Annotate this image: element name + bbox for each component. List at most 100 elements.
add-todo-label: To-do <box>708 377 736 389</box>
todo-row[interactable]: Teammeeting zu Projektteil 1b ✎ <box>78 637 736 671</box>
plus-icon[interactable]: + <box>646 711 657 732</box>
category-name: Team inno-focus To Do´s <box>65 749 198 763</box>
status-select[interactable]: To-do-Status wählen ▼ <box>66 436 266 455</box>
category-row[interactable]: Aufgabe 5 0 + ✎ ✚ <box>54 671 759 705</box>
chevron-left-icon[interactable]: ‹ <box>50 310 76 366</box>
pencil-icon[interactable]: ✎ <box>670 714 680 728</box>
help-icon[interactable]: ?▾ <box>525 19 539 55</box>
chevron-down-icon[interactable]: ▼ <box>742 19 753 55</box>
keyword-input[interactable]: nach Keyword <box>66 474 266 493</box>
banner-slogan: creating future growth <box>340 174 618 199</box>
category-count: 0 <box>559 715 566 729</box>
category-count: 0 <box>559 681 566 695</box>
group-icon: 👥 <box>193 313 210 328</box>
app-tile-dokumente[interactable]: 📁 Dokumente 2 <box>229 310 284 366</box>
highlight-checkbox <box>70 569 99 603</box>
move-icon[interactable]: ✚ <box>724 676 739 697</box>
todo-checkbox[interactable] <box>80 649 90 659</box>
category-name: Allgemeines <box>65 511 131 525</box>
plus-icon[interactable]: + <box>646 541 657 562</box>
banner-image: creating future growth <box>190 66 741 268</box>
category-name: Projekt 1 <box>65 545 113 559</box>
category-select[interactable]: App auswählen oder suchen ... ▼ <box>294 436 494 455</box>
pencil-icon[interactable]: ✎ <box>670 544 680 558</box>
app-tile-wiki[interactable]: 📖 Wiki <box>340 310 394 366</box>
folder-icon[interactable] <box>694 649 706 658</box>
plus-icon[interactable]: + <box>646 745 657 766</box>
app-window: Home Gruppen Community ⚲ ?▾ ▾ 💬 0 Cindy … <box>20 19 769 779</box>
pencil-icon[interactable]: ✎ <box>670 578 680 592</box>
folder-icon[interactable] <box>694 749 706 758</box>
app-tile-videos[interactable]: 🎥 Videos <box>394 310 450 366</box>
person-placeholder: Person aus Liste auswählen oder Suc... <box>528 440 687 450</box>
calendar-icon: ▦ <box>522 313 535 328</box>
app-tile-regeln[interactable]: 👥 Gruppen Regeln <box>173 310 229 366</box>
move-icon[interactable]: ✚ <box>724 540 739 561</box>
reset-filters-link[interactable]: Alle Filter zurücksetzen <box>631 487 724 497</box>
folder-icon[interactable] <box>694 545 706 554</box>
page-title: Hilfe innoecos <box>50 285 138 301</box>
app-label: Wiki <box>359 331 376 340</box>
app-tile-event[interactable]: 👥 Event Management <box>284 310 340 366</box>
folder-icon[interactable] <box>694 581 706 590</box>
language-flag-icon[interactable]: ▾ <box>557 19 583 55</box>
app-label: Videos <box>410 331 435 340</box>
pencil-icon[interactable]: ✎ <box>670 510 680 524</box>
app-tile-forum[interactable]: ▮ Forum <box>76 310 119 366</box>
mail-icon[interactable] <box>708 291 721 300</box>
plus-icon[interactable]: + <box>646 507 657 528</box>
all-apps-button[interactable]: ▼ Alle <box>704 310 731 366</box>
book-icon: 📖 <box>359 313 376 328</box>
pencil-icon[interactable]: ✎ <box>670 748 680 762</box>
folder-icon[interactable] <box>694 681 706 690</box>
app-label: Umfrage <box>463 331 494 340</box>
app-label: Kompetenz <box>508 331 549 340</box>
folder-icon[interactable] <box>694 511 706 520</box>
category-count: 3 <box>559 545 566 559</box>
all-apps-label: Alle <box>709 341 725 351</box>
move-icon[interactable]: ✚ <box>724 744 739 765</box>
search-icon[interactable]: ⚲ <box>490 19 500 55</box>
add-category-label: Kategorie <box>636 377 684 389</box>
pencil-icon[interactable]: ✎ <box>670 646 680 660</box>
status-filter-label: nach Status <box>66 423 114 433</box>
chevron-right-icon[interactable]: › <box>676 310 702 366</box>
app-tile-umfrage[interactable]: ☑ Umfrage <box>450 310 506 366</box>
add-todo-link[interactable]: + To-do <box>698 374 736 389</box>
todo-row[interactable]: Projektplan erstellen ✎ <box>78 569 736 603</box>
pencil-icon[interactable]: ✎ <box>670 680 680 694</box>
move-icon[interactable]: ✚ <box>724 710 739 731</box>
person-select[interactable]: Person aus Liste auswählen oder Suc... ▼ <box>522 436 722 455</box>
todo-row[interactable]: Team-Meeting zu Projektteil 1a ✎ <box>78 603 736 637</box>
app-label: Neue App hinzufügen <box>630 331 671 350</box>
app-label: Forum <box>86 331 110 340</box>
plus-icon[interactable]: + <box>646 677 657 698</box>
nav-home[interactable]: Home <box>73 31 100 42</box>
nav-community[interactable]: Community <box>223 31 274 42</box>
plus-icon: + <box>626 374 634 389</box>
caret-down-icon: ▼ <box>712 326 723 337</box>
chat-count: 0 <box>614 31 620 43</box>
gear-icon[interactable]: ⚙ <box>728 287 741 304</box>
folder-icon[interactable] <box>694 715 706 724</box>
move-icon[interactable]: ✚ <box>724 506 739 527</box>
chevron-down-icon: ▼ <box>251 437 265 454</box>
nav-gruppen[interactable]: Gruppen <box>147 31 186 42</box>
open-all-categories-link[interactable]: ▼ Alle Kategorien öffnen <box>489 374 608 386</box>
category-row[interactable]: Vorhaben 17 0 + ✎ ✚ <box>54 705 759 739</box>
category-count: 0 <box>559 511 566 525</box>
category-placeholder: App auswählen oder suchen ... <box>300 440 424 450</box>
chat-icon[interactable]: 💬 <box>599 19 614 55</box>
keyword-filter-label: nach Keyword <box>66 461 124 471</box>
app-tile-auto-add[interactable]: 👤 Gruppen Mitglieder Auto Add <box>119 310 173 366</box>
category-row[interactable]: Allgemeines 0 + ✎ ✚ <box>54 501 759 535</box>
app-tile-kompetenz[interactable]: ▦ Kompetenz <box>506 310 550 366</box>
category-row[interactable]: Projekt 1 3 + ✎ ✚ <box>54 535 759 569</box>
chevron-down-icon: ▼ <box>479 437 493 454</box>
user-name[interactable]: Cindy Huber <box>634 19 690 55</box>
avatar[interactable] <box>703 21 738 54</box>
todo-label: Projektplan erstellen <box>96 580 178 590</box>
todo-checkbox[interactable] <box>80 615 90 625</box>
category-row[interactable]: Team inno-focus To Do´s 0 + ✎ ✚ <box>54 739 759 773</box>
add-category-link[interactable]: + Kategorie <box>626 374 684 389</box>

Written problem
Reproduce the data above verbatim, every line in its original order.

The solution
Annotate this image: element name + bbox for each component. List at most 100 elements.
add-todo-label: To-do <box>708 377 736 389</box>
todo-row[interactable]: Teammeeting zu Projektteil 1b ✎ <box>78 637 736 671</box>
plus-icon[interactable]: + <box>646 711 657 732</box>
category-name: Team inno-focus To Do´s <box>65 749 198 763</box>
status-select[interactable]: To-do-Status wählen ▼ <box>66 436 266 455</box>
category-row[interactable]: Aufgabe 5 0 + ✎ ✚ <box>54 671 759 705</box>
chevron-left-icon[interactable]: ‹ <box>50 310 76 366</box>
pencil-icon[interactable]: ✎ <box>670 714 680 728</box>
help-icon[interactable]: ?▾ <box>525 19 539 55</box>
chevron-down-icon[interactable]: ▼ <box>742 19 753 55</box>
keyword-input[interactable]: nach Keyword <box>66 474 266 493</box>
banner-slogan: creating future growth <box>340 174 618 199</box>
category-count: 0 <box>559 715 566 729</box>
category-count: 0 <box>559 681 566 695</box>
group-icon: 👥 <box>193 313 210 328</box>
app-tile-dokumente[interactable]: 📁 Dokumente 2 <box>229 310 284 366</box>
highlight-checkbox <box>70 569 99 603</box>
move-icon[interactable]: ✚ <box>724 676 739 697</box>
todo-checkbox[interactable] <box>80 649 90 659</box>
category-name: Allgemeines <box>65 511 131 525</box>
plus-icon[interactable]: + <box>646 541 657 562</box>
banner-image: creating future growth <box>190 66 741 268</box>
category-name: Projekt 1 <box>65 545 113 559</box>
category-select[interactable]: App auswählen oder suchen ... ▼ <box>294 436 494 455</box>
pencil-icon[interactable]: ✎ <box>670 544 680 558</box>
app-tile-wiki[interactable]: 📖 Wiki <box>340 310 394 366</box>
folder-icon[interactable] <box>694 649 706 658</box>
plus-icon[interactable]: + <box>646 745 657 766</box>
app-window: Home Gruppen Community ⚲ ?▾ ▾ 💬 0 Cindy … <box>20 19 769 779</box>
pencil-icon[interactable]: ✎ <box>670 578 680 592</box>
folder-icon[interactable] <box>694 749 706 758</box>
app-tile-videos[interactable]: 🎥 Videos <box>394 310 450 366</box>
person-placeholder: Person aus Liste auswählen oder Suc... <box>528 440 687 450</box>
calendar-icon: ▦ <box>522 313 535 328</box>
app-tile-regeln[interactable]: 👥 Gruppen Regeln <box>173 310 229 366</box>
move-icon[interactable]: ✚ <box>724 540 739 561</box>
reset-filters-link[interactable]: Alle Filter zurücksetzen <box>631 487 724 497</box>
folder-icon[interactable] <box>694 545 706 554</box>
page-title: Hilfe innoecos <box>50 285 138 301</box>
app-label: Wiki <box>359 331 376 340</box>
app-tile-event[interactable]: 👥 Event Management <box>284 310 340 366</box>
folder-icon[interactable] <box>694 581 706 590</box>
language-flag-icon[interactable]: ▾ <box>557 19 583 55</box>
app-label: Videos <box>410 331 435 340</box>
pencil-icon[interactable]: ✎ <box>670 510 680 524</box>
app-tile-forum[interactable]: ▮ Forum <box>76 310 119 366</box>
mail-icon[interactable] <box>708 291 721 300</box>
plus-icon[interactable]: + <box>646 507 657 528</box>
all-apps-button[interactable]: ▼ Alle <box>704 310 731 366</box>
book-icon: 📖 <box>359 313 376 328</box>
pencil-icon[interactable]: ✎ <box>670 748 680 762</box>
folder-icon[interactable] <box>694 681 706 690</box>
app-label: Umfrage <box>463 331 494 340</box>
app-label: Kompetenz <box>508 331 549 340</box>
folder-icon[interactable] <box>694 511 706 520</box>
category-count: 3 <box>559 545 566 559</box>
all-apps-label: Alle <box>709 341 725 351</box>
move-icon[interactable]: ✚ <box>724 744 739 765</box>
search-icon[interactable]: ⚲ <box>490 19 500 55</box>
add-category-label: Kategorie <box>636 377 684 389</box>
pencil-icon[interactable]: ✎ <box>670 646 680 660</box>
status-filter-label: nach Status <box>66 423 114 433</box>
chevron-right-icon[interactable]: › <box>676 310 702 366</box>
app-tile-umfrage[interactable]: ☑ Umfrage <box>450 310 506 366</box>
add-todo-link[interactable]: + To-do <box>698 374 736 389</box>
todo-row[interactable]: Projektplan erstellen ✎ <box>78 569 736 603</box>
pencil-icon[interactable]: ✎ <box>670 680 680 694</box>
move-icon[interactable]: ✚ <box>724 710 739 731</box>
person-select[interactable]: Person aus Liste auswählen oder Suc... ▼ <box>522 436 722 455</box>
todo-row[interactable]: Team-Meeting zu Projektteil 1a ✎ <box>78 603 736 637</box>
app-label: Neue App hinzufügen <box>630 331 671 350</box>
app-label: Forum <box>86 331 110 340</box>
plus-icon[interactable]: + <box>646 677 657 698</box>
nav-home[interactable]: Home <box>73 31 100 42</box>
nav-community[interactable]: Community <box>223 31 274 42</box>
plus-icon: + <box>626 374 634 389</box>
caret-down-icon: ▼ <box>712 326 723 337</box>
chat-count: 0 <box>614 31 620 43</box>
gear-icon[interactable]: ⚙ <box>728 287 741 304</box>
folder-icon[interactable] <box>694 715 706 724</box>
move-icon[interactable]: ✚ <box>724 506 739 527</box>
chevron-down-icon: ▼ <box>251 437 265 454</box>
nav-gruppen[interactable]: Gruppen <box>147 31 186 42</box>
open-all-categories-link[interactable]: ▼ Alle Kategorien öffnen <box>489 374 608 386</box>
category-row[interactable]: Vorhaben 17 0 + ✎ ✚ <box>54 705 759 739</box>
category-count: 0 <box>559 511 566 525</box>
category-placeholder: App auswählen oder suchen ... <box>300 440 424 450</box>
chat-icon[interactable]: 💬 <box>599 19 614 55</box>
keyword-filter-label: nach Keyword <box>66 461 124 471</box>
app-tile-auto-add[interactable]: 👤 Gruppen Mitglieder Auto Add <box>119 310 173 366</box>
category-row[interactable]: Allgemeines 0 + ✎ ✚ <box>54 501 759 535</box>
app-tile-kompetenz[interactable]: ▦ Kompetenz <box>506 310 550 366</box>
category-row[interactable]: Projekt 1 3 + ✎ ✚ <box>54 535 759 569</box>
chevron-down-icon: ▼ <box>479 437 493 454</box>
user-name[interactable]: Cindy Huber <box>634 19 690 55</box>
avatar[interactable] <box>703 21 738 54</box>
todo-label: Projektplan erstellen <box>96 580 178 590</box>
todo-checkbox[interactable] <box>80 615 90 625</box>
category-row[interactable]: Team inno-focus To Do´s 0 + ✎ ✚ <box>54 739 759 773</box>
add-category-link[interactable]: + Kategorie <box>626 374 684 389</box>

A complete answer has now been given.